- The task -
Copy every record below exactly as written, but leave out the pictures.

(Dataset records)
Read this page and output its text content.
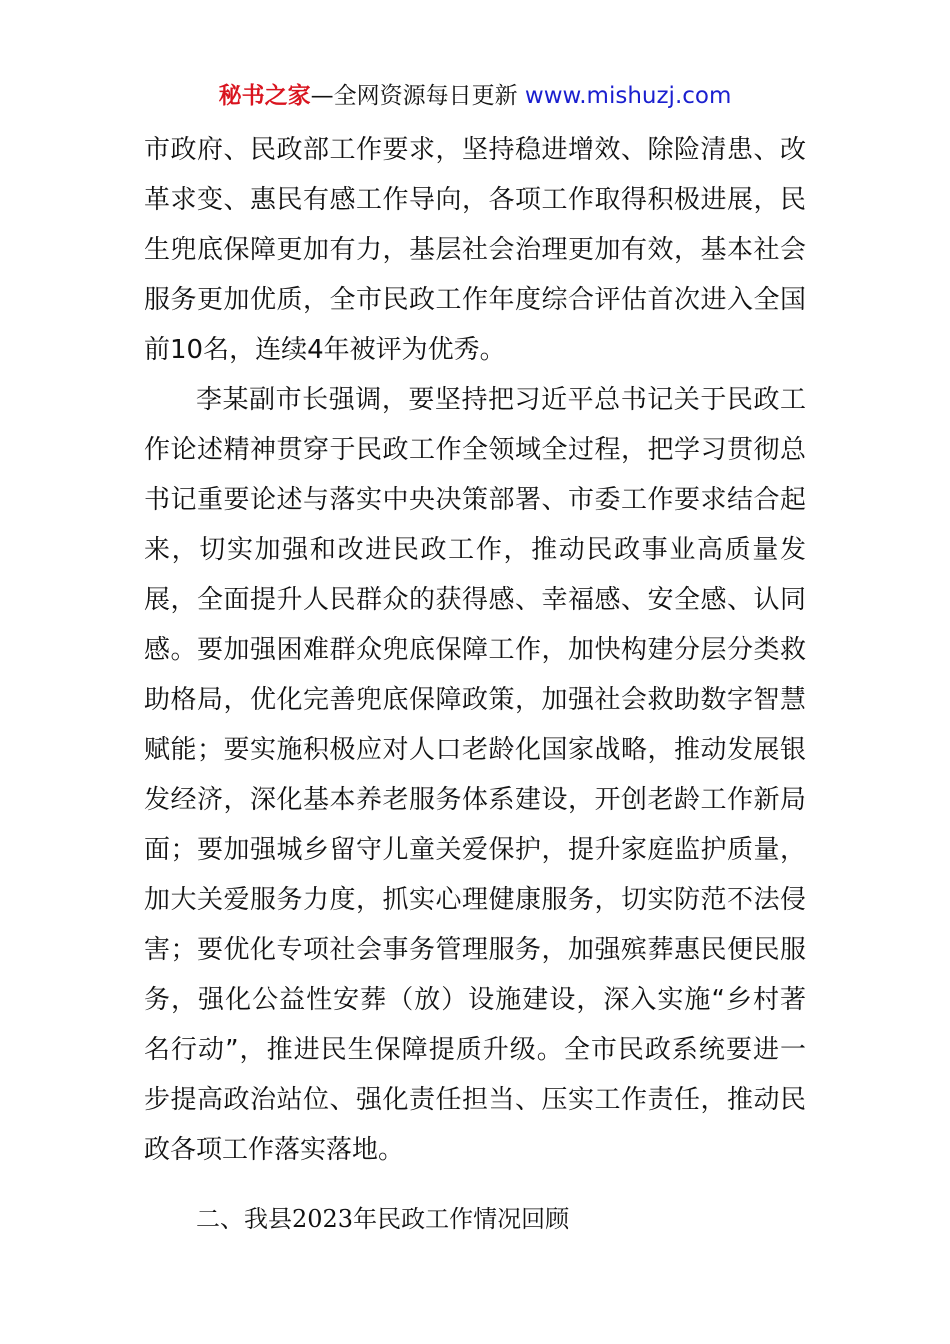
秘书之家—全网资源每日更新 www.mishuzj.com

市政府、民政部工作要求，坚持稳进增效、除险清患、改革求变、惠民有感工作导向，各项工作取得积极进展，民生兜底保障更加有力，基层社会治理更加有效，基本社会服务更加优质，全市民政工作年度综合评估首次进入全国前10名，连续4年被评为优秀。

李某副市长强调，要坚持把习近平总书记关于民政工作论述精神贯穿于民政工作全领域全过程，把学习贯彻总书记重要论述与落实中央决策部署、市委工作要求结合起来，切实加强和改进民政工作，推动民政事业高质量发展，全面提升人民群众的获得感、幸福感、安全感、认同感。要加强困难群众兜底保障工作，加快构建分层分类救助格局，优化完善兜底保障政策，加强社会救助数字智慧赋能；要实施积极应对人口老龄化国家战略，推动发展银发经济，深化基本养老服务体系建设，开创老龄工作新局面；要加强城乡留守儿童关爱保护，提升家庭监护质量，加大关爱服务力度，抓实心理健康服务，切实防范不法侵害；要优化专项社会事务管理服务，加强殡葬惠民便民服务，强化公益性安葬（放）设施建设，深入实施“乡村著名行动”，推进民生保障提质升级。全市民政系统要进一步提高政治站位、强化责任担当、压实工作责任，推动民政各项工作落实落地。

二、我县2023年民政工作情况回顾
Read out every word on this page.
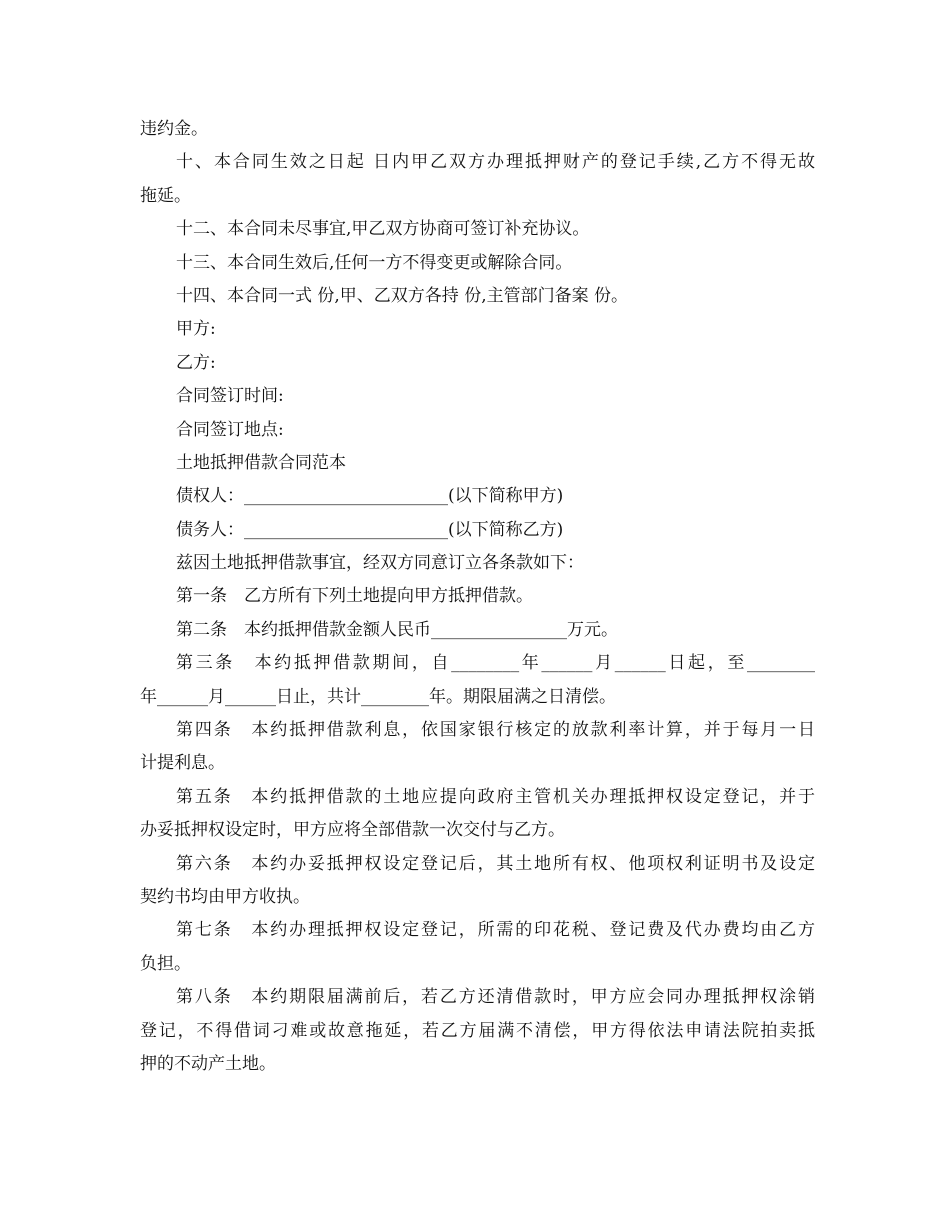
违约金。
十、本合同生效之日起 日内甲乙双方办理抵押财产的登记手续,乙方不得无故
拖延。
十二、本合同未尽事宜,甲乙双方协商可签订补充协议。
十三、本合同生效后,任何一方不得变更或解除合同。
十四、本合同一式 份,甲、乙双方各持 份,主管部门备案 份。
甲方:
乙方:
合同签订时间:
合同签订地点:
土地抵押借款合同范本
债权人：________________________(以下简称甲方)
债务人：________________________(以下简称乙方)
兹因土地抵押借款事宜，经双方同意订立各条款如下：
第一条　乙方所有下列土地提向甲方抵押借款。
第二条　本约抵押借款金额人民币________________万元。
第三条　本约抵押借款期间，自________年______月______日起，至________
年______月______日止，共计________年。期限届满之日清偿。
第四条　本约抵押借款利息，依国家银行核定的放款利率计算，并于每月一日
计提利息。
第五条　本约抵押借款的土地应提向政府主管机关办理抵押权设定登记，并于
办妥抵押权设定时，甲方应将全部借款一次交付与乙方。
第六条　本约办妥抵押权设定登记后，其土地所有权、他项权利证明书及设定
契约书均由甲方收执。
第七条　本约办理抵押权设定登记，所需的印花税、登记费及代办费均由乙方
负担。
第八条　本约期限届满前后，若乙方还清借款时，甲方应会同办理抵押权涂销
登记，不得借词刁难或故意拖延，若乙方届满不清偿，甲方得依法申请法院拍卖抵
押的不动产土地。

- Exercise answer -
Read this page and output its text content.
秘书之家—全网资源每日更新 www.mishuzj.com

市政府、民政部工作要求，坚持稳进增效、除险清患、改革求变、惠民有感工作导向，各项工作取得积极进展，民生兜底保障更加有力，基层社会治理更加有效，基本社会服务更加优质，全市民政工作年度综合评估首次进入全国前10名，连续4年被评为优秀。

李某副市长强调，要坚持把习近平总书记关于民政工作论述精神贯穿于民政工作全领域全过程，把学习贯彻总书记重要论述与落实中央决策部署、市委工作要求结合起来，切实加强和改进民政工作，推动民政事业高质量发展，全面提升人民群众的获得感、幸福感、安全感、认同感。要加强困难群众兜底保障工作，加快构建分层分类救助格局，优化完善兜底保障政策，加强社会救助数字智慧赋能；要实施积极应对人口老龄化国家战略，推动发展银发经济，深化基本养老服务体系建设，开创老龄工作新局面；要加强城乡留守儿童关爱保护，提升家庭监护质量，加大关爱服务力度，抓实心理健康服务，切实防范不法侵害；要优化专项社会事务管理服务，加强殡葬惠民便民服务，强化公益性安葬（放）设施建设，深入实施“乡村著名行动”，推进民生保障提质升级。全市民政系统要进一步提高政治站位、强化责任担当、压实工作责任，推动民政各项工作落实落地。

二、我县2023年民政工作情况回顾
Read out every word on this page.
违约金。
十、本合同生效之日起 日内甲乙双方办理抵押财产的登记手续,乙方不得无故
拖延。
十二、本合同未尽事宜,甲乙双方协商可签订补充协议。
十三、本合同生效后,任何一方不得变更或解除合同。
十四、本合同一式 份,甲、乙双方各持 份,主管部门备案 份。
甲方:
乙方:
合同签订时间:
合同签订地点:
土地抵押借款合同范本
债权人：________________________(以下简称甲方)
债务人：________________________(以下简称乙方)
兹因土地抵押借款事宜，经双方同意订立各条款如下：
第一条　乙方所有下列土地提向甲方抵押借款。
第二条　本约抵押借款金额人民币________________万元。
第三条　本约抵押借款期间，自________年______月______日起，至________
年______月______日止，共计________年。期限届满之日清偿。
第四条　本约抵押借款利息，依国家银行核定的放款利率计算，并于每月一日
计提利息。
第五条　本约抵押借款的土地应提向政府主管机关办理抵押权设定登记，并于
办妥抵押权设定时，甲方应将全部借款一次交付与乙方。
第六条　本约办妥抵押权设定登记后，其土地所有权、他项权利证明书及设定
契约书均由甲方收执。
第七条　本约办理抵押权设定登记，所需的印花税、登记费及代办费均由乙方
负担。
第八条　本约期限届满前后，若乙方还清借款时，甲方应会同办理抵押权涂销
登记，不得借词刁难或故意拖延，若乙方届满不清偿，甲方得依法申请法院拍卖抵
押的不动产土地。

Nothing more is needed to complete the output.